REQUIREMENT = Extract all lines that hold the string "ylabel".

--- SUPPLIED RECORDS ---

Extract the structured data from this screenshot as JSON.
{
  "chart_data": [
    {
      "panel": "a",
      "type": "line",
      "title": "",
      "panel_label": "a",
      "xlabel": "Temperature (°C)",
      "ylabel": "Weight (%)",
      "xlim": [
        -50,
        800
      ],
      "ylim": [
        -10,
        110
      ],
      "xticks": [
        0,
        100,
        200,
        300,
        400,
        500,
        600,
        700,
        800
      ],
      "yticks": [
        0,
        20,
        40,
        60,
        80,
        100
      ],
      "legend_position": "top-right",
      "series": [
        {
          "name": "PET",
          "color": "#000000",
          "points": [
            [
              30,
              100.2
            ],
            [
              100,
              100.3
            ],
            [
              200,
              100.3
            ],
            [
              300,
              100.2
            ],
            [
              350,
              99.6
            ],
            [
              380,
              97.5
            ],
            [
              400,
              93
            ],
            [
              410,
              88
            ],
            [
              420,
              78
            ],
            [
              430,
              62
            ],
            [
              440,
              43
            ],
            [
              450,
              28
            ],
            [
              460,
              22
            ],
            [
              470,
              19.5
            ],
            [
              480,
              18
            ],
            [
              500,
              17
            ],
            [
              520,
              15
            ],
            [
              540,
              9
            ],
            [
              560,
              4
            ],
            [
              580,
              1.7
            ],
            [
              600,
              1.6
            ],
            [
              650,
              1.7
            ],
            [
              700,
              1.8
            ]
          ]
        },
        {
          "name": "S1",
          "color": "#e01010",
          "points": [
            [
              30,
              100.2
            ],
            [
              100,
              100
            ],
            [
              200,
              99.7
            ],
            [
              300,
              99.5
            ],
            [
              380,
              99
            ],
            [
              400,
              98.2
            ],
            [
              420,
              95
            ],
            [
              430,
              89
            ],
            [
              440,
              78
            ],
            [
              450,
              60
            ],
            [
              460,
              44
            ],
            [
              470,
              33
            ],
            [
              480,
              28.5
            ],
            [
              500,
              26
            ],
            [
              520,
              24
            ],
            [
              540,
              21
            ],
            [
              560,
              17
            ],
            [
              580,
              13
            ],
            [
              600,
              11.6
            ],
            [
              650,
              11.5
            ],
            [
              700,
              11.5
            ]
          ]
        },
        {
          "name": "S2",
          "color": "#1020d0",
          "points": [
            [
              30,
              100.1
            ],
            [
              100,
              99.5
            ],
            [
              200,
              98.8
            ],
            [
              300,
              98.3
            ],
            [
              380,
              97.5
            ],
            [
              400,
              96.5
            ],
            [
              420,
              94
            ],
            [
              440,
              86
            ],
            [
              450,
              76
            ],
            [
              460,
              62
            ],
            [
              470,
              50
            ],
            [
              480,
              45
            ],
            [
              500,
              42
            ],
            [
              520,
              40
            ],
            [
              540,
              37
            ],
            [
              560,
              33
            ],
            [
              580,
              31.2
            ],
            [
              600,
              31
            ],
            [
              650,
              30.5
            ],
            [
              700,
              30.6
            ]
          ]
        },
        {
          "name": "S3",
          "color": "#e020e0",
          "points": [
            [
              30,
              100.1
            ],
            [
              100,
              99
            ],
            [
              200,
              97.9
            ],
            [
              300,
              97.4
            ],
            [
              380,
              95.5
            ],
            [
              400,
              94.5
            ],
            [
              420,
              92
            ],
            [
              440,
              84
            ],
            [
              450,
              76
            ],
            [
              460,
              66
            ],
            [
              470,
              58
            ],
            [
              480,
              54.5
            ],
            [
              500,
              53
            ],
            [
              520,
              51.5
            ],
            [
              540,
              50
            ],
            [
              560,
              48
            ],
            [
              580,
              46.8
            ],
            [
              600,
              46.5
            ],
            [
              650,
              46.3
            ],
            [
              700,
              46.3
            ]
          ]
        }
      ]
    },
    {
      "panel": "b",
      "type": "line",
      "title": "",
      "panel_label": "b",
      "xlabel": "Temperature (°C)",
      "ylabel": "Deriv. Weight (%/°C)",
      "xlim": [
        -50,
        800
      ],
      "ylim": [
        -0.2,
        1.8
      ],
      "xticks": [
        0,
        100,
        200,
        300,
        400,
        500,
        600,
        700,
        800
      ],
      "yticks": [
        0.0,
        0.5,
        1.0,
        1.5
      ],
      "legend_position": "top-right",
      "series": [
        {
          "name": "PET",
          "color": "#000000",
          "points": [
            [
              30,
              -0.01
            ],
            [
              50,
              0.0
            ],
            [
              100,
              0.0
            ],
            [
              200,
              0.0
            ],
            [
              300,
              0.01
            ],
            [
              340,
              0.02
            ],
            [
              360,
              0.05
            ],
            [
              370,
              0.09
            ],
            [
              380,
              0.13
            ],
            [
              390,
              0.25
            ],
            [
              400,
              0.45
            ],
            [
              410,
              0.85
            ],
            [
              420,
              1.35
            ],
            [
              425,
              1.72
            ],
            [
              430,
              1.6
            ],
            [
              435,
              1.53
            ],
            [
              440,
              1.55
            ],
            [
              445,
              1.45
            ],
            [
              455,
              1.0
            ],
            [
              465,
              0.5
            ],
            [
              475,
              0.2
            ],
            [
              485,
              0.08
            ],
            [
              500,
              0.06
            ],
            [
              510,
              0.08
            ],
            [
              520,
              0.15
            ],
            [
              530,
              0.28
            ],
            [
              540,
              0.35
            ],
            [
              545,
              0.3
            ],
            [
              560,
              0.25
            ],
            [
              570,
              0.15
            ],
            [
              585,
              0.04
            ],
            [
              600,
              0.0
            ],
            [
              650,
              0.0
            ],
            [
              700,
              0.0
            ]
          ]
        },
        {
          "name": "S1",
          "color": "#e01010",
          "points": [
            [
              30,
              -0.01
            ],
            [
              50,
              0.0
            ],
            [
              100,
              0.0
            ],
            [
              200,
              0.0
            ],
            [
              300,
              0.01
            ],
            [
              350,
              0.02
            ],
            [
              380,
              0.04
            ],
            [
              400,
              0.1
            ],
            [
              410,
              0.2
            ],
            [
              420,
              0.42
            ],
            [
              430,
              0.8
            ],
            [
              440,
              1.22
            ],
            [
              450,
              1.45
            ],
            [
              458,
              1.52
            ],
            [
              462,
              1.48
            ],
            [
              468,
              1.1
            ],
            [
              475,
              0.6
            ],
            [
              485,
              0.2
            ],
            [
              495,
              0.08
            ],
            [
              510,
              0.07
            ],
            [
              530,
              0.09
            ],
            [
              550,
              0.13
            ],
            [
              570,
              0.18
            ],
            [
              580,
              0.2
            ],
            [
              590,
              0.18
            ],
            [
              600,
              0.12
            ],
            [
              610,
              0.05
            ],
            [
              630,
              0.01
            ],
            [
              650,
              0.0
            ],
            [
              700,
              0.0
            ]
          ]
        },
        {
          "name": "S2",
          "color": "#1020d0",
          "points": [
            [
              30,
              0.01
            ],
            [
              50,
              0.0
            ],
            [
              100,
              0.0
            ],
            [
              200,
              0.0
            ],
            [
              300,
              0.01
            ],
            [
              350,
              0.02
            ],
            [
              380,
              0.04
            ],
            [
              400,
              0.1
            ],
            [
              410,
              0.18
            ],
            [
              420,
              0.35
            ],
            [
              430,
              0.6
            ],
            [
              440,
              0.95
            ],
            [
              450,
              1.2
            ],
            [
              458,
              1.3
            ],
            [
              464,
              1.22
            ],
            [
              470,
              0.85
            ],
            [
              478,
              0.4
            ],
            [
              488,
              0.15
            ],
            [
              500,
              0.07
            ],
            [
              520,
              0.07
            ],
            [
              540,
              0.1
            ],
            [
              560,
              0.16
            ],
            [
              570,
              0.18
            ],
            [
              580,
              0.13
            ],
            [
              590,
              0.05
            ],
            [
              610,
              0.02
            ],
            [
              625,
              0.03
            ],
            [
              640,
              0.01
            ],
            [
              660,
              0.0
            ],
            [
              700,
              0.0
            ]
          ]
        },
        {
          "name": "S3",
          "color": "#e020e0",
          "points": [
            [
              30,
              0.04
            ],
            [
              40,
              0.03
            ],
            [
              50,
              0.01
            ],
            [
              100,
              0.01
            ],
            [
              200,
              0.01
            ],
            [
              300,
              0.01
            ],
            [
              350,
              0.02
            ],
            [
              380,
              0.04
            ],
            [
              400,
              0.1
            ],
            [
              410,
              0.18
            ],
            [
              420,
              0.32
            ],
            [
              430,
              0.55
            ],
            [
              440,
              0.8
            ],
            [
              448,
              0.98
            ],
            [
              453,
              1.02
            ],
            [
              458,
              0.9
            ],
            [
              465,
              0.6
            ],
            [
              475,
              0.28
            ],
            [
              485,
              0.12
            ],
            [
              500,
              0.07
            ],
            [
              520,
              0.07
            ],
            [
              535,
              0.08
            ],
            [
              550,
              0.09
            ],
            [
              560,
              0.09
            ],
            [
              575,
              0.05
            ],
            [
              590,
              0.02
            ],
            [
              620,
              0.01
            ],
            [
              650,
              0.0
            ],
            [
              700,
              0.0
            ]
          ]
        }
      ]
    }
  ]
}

---

RESPONSE TO THE TASK =
      "ylabel": "Weight (%)",
      "ylabel": "Deriv. Weight (%/°C)",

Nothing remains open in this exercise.